* BRIEF
Report each line of the data that has "الحوثي" somewhere in it.

[BEGIN SUPPLIED RECORDS]

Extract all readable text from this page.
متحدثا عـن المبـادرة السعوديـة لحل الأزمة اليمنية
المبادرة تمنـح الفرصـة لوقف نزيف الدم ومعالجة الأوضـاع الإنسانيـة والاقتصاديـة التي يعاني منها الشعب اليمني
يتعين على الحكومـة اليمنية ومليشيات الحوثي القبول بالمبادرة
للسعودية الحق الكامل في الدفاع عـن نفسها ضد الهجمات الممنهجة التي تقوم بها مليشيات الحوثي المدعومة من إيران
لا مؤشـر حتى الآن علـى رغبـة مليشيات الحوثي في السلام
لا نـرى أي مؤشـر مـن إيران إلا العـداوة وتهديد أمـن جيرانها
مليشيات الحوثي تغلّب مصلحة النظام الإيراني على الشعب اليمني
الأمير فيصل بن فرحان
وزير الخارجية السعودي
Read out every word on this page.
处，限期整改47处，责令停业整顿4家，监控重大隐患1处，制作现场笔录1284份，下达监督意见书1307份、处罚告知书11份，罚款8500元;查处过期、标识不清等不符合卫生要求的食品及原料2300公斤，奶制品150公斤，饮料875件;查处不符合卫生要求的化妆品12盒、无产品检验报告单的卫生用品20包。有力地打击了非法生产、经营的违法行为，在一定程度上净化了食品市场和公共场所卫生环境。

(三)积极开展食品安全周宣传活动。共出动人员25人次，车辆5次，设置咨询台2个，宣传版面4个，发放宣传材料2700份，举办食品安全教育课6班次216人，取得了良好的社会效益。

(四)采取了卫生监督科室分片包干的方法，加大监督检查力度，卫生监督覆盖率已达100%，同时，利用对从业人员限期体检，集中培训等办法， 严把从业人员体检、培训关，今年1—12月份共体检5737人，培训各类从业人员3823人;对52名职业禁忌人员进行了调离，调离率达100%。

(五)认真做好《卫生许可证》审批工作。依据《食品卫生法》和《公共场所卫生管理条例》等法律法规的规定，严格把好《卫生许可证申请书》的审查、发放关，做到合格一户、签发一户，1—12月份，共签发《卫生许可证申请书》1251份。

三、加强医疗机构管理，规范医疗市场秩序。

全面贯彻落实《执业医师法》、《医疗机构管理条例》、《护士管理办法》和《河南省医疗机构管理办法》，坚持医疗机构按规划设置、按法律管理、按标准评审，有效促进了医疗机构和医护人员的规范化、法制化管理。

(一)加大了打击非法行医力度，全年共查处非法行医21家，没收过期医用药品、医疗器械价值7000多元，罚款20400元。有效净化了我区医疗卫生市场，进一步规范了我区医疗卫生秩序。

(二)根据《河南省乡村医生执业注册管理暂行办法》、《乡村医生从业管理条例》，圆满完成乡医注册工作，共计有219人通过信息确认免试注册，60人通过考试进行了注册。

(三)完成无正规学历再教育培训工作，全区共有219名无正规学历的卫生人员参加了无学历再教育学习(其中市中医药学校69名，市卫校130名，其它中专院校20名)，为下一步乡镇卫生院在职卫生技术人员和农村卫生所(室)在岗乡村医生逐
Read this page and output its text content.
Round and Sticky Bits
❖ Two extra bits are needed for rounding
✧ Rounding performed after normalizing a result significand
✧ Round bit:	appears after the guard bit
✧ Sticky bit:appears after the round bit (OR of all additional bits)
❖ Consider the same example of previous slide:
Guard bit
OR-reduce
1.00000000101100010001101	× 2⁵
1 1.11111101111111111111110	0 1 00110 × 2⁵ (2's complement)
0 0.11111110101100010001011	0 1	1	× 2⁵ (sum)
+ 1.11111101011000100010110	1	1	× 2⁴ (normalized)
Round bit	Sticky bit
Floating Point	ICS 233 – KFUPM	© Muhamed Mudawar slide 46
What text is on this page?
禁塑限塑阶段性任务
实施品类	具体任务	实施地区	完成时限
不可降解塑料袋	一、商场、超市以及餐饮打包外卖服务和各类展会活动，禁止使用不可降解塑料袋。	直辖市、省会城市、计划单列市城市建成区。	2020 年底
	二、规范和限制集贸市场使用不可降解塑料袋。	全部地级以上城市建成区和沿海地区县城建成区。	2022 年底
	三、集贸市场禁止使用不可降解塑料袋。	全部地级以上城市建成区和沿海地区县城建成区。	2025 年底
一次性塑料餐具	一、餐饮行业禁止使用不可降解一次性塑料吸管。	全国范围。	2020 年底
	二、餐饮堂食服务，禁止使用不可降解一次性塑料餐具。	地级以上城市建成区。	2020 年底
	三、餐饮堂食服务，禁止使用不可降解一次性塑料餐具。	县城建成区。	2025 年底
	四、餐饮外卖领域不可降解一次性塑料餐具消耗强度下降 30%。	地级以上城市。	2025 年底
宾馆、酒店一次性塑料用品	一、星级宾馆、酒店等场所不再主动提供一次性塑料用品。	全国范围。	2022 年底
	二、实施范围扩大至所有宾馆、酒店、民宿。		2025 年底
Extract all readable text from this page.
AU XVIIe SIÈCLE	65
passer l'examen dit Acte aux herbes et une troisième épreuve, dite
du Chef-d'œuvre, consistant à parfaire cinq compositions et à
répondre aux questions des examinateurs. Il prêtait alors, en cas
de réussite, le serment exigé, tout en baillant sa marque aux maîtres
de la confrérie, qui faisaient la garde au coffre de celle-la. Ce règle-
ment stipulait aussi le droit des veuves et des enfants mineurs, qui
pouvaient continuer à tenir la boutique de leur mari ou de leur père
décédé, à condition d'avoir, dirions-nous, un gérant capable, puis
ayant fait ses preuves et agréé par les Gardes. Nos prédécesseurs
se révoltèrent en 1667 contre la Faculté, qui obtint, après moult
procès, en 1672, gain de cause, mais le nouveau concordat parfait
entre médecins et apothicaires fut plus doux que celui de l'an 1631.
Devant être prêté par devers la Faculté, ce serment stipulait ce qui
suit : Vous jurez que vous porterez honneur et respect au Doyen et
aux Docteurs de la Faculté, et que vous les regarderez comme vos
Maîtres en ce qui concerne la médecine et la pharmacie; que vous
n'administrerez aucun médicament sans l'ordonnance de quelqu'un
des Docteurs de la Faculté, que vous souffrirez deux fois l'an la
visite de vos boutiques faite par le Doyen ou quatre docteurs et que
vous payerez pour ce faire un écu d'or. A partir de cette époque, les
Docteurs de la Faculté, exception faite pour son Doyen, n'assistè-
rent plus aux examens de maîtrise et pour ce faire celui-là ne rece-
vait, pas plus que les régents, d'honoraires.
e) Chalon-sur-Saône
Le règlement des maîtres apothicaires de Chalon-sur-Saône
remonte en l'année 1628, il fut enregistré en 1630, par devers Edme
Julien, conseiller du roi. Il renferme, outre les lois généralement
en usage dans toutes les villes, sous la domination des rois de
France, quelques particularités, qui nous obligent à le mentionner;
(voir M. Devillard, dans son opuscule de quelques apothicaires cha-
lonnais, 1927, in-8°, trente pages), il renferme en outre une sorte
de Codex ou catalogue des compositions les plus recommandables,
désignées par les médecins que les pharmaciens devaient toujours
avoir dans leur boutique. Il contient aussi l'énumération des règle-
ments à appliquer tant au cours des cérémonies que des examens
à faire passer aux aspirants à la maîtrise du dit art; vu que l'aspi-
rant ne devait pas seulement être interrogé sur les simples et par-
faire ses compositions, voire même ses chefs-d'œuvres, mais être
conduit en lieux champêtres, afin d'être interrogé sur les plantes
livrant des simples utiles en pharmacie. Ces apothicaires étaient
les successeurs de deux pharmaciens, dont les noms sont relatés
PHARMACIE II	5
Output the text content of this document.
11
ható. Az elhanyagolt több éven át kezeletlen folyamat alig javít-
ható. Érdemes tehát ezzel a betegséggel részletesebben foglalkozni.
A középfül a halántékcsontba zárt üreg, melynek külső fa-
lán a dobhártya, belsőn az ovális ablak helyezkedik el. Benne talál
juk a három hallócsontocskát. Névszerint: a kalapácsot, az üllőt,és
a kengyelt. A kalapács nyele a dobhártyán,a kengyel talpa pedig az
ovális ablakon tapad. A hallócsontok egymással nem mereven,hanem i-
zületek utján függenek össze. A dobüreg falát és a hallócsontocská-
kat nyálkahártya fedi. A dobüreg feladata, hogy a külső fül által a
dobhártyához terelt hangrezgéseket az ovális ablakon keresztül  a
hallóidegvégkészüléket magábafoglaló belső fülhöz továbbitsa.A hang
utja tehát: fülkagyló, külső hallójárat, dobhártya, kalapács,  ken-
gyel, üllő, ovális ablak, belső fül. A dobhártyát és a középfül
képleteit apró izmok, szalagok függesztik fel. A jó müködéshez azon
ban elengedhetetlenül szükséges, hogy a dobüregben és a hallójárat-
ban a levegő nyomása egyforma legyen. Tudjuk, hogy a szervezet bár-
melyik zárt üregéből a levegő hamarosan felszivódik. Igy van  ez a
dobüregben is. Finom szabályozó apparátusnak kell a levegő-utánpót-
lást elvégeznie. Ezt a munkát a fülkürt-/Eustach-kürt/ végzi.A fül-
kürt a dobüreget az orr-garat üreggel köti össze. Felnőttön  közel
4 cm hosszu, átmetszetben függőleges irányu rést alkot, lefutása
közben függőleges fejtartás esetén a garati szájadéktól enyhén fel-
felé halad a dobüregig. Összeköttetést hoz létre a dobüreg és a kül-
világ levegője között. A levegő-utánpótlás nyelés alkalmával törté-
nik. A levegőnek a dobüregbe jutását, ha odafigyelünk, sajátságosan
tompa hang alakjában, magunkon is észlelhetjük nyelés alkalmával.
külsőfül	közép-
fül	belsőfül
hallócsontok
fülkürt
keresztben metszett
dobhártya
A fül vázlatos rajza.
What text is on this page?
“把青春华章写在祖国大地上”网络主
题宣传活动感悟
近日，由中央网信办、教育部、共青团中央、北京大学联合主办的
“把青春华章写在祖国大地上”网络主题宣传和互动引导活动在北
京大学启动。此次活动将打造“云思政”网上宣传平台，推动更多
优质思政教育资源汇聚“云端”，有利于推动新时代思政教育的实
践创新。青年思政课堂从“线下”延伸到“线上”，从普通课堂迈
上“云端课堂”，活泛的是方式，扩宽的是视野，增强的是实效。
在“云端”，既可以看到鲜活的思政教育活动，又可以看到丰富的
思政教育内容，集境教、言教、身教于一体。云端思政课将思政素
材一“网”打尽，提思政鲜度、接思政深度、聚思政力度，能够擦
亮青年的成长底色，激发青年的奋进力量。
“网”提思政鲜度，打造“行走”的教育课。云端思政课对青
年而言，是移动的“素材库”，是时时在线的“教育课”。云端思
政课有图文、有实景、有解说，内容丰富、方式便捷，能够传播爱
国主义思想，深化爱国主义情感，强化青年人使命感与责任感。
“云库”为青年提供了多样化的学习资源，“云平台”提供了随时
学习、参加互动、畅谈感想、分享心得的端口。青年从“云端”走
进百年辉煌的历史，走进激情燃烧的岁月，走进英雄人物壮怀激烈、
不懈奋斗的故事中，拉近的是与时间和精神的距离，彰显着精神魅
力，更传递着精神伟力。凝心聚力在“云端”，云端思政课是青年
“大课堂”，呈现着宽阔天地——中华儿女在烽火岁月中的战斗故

[END SUPPLIED RECORDS]

* EXERCISE RESPONSE
يتعين على الحكومـة اليمنية ومليشيات الحوثي القبول بالمبادرة
للسعودية الحق الكامل في الدفاع عـن نفسها ضد الهجمات الممنهجة التي تقوم بها مليشيات الحوثي المدعومة من إيران
لا مؤشـر حتى الآن علـى رغبـة مليشيات الحوثي في السلام
مليشيات الحوثي تغلّب مصلحة النظام الإيراني على الشعب اليمني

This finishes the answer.